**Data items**

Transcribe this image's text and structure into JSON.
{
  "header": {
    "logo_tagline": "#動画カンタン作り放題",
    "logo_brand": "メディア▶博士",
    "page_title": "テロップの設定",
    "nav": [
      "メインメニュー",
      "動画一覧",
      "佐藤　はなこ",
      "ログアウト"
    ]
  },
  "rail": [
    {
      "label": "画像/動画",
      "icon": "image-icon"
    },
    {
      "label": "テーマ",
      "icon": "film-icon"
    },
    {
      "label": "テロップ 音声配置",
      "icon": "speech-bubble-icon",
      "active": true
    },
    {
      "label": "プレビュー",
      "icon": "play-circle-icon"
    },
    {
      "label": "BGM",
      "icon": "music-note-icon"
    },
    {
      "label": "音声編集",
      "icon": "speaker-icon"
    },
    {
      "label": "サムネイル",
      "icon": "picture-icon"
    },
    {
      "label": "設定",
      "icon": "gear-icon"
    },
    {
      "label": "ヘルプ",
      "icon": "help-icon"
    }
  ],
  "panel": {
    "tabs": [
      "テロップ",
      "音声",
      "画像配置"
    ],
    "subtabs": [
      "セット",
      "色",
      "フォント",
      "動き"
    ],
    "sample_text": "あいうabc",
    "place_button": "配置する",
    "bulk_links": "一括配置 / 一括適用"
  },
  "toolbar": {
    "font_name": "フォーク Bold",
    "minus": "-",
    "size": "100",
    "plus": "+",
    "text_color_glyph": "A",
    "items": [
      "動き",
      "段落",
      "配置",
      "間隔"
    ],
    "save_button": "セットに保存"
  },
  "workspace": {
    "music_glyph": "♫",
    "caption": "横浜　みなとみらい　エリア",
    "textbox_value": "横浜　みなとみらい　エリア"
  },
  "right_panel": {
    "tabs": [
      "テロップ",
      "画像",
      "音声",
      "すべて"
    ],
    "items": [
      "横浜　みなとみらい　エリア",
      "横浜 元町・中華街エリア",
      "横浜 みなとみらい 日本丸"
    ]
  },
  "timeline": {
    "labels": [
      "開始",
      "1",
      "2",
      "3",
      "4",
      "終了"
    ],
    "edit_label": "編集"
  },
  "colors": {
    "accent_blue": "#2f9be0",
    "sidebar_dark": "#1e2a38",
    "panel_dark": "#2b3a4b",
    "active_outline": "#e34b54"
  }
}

**What you need to do**
Copy the records above exactly as they appear.

**Expected output**
Transcribe this image's text and structure into JSON.
{
  "header": {
    "logo_tagline": "#動画カンタン作り放題",
    "logo_brand": "メディア▶博士",
    "page_title": "テロップの設定",
    "nav": [
      "メインメニュー",
      "動画一覧",
      "佐藤　はなこ",
      "ログアウト"
    ]
  },
  "rail": [
    {
      "label": "画像/動画",
      "icon": "image-icon"
    },
    {
      "label": "テーマ",
      "icon": "film-icon"
    },
    {
      "label": "テロップ 音声配置",
      "icon": "speech-bubble-icon",
      "active": true
    },
    {
      "label": "プレビュー",
      "icon": "play-circle-icon"
    },
    {
      "label": "BGM",
      "icon": "music-note-icon"
    },
    {
      "label": "音声編集",
      "icon": "speaker-icon"
    },
    {
      "label": "サムネイル",
      "icon": "picture-icon"
    },
    {
      "label": "設定",
      "icon": "gear-icon"
    },
    {
      "label": "ヘルプ",
      "icon": "help-icon"
    }
  ],
  "panel": {
    "tabs": [
      "テロップ",
      "音声",
      "画像配置"
    ],
    "subtabs": [
      "セット",
      "色",
      "フォント",
      "動き"
    ],
    "sample_text": "あいうabc",
    "place_button": "配置する",
    "bulk_links": "一括配置 / 一括適用"
  },
  "toolbar": {
    "font_name": "フォーク Bold",
    "minus": "-",
    "size": "100",
    "plus": "+",
    "text_color_glyph": "A",
    "items": [
      "動き",
      "段落",
      "配置",
      "間隔"
    ],
    "save_button": "セットに保存"
  },
  "workspace": {
    "music_glyph": "♫",
    "caption": "横浜　みなとみらい　エリア",
    "textbox_value": "横浜　みなとみらい　エリア"
  },
  "right_panel": {
    "tabs": [
      "テロップ",
      "画像",
      "音声",
      "すべて"
    ],
    "items": [
      "横浜　みなとみらい　エリア",
      "横浜 元町・中華街エリア",
      "横浜 みなとみらい 日本丸"
    ]
  },
  "timeline": {
    "labels": [
      "開始",
      "1",
      "2",
      "3",
      "4",
      "終了"
    ],
    "edit_label": "編集"
  },
  "colors": {
    "accent_blue": "#2f9be0",
    "sidebar_dark": "#1e2a38",
    "panel_dark": "#2b3a4b",
    "active_outline": "#e34b54"
  }
}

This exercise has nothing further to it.